* WHAT YOU ARE ASKED TO DO
Which lines hold the word "Brustbild"? Show each of them.

━━ DATA

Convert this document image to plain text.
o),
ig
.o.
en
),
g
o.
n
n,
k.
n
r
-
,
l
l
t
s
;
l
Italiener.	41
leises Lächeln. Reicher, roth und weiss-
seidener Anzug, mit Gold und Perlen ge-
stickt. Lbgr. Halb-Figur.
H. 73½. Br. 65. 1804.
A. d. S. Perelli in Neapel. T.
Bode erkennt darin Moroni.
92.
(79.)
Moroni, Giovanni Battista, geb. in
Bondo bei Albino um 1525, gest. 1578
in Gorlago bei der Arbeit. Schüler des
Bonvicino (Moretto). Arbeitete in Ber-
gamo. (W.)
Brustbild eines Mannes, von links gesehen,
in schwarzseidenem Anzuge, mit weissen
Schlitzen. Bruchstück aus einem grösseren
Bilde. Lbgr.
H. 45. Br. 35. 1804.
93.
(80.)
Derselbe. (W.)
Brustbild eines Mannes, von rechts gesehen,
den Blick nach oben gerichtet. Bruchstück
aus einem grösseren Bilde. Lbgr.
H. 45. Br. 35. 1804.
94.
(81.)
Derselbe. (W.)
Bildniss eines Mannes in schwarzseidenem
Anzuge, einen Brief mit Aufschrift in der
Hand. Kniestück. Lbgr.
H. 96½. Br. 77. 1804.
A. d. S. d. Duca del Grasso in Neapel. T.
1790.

━━━━

* FINISHED ANSWER
Brustbild eines Mannes, von links gesehen,
Brustbild eines Mannes, von rechts gesehen,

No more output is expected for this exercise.